The problem: Reproduce the records that follow in full, excluding any picture they contain.

• • • • • • •

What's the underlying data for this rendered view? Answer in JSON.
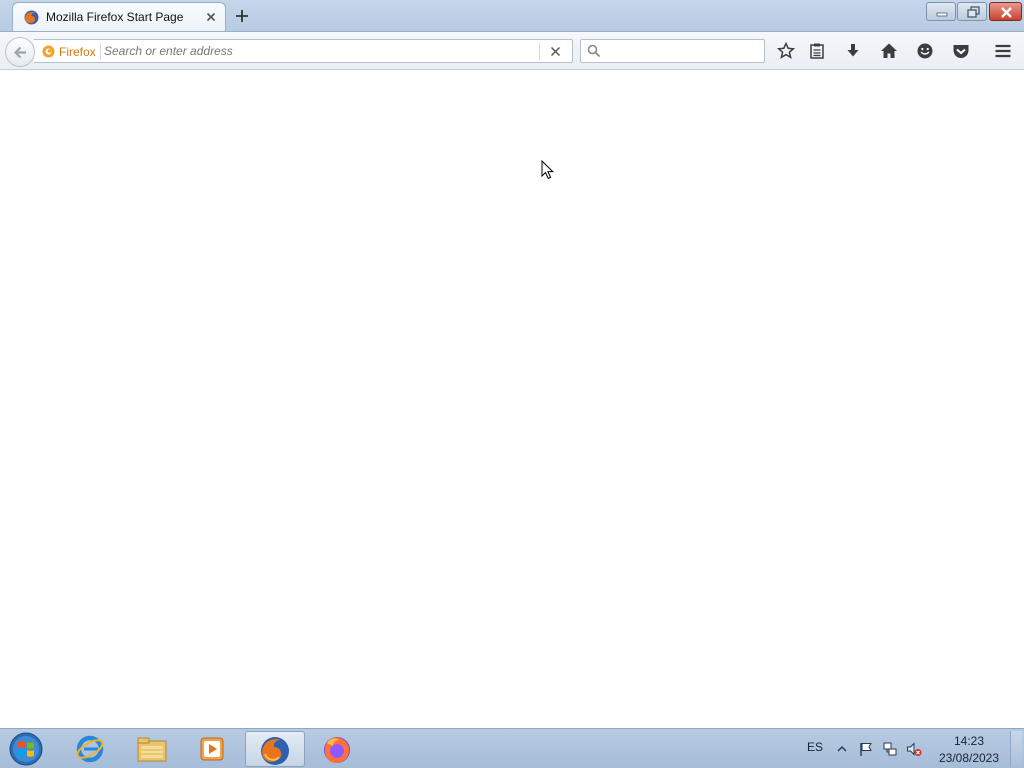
{
  "window": {
    "tab_title": "Mozilla Firefox Start Page"
  },
  "navbar": {
    "identity_label": "Firefox",
    "url_placeholder": "Search or enter address",
    "url_value": "",
    "search_placeholder": "",
    "icons": [
      "back-icon",
      "bookmark-star-icon",
      "reading-list-icon",
      "download-icon",
      "home-icon",
      "hello-chat-icon",
      "pocket-icon",
      "menu-icon"
    ]
  },
  "taskbar": {
    "apps": [
      "internet-explorer-icon",
      "file-explorer-icon",
      "media-player-icon",
      "firefox-icon",
      "firefox-new-icon"
    ],
    "language": "ES",
    "time": "14:23",
    "date": "23/08/2023"
  },
  "colors": {
    "titlebar": "#c5d6ea",
    "identity_text": "#d07a12",
    "close_button": "#c74230"
  }
}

• • • • • • •

Result of this exercise:
What's the underlying data for this rendered view? Answer in JSON.
{
  "window": {
    "tab_title": "Mozilla Firefox Start Page"
  },
  "navbar": {
    "identity_label": "Firefox",
    "url_placeholder": "Search or enter address",
    "url_value": "",
    "search_placeholder": "",
    "icons": [
      "back-icon",
      "bookmark-star-icon",
      "reading-list-icon",
      "download-icon",
      "home-icon",
      "hello-chat-icon",
      "pocket-icon",
      "menu-icon"
    ]
  },
  "taskbar": {
    "apps": [
      "internet-explorer-icon",
      "file-explorer-icon",
      "media-player-icon",
      "firefox-icon",
      "firefox-new-icon"
    ],
    "language": "ES",
    "time": "14:23",
    "date": "23/08/2023"
  },
  "colors": {
    "titlebar": "#c5d6ea",
    "identity_text": "#d07a12",
    "close_button": "#c74230"
  }
}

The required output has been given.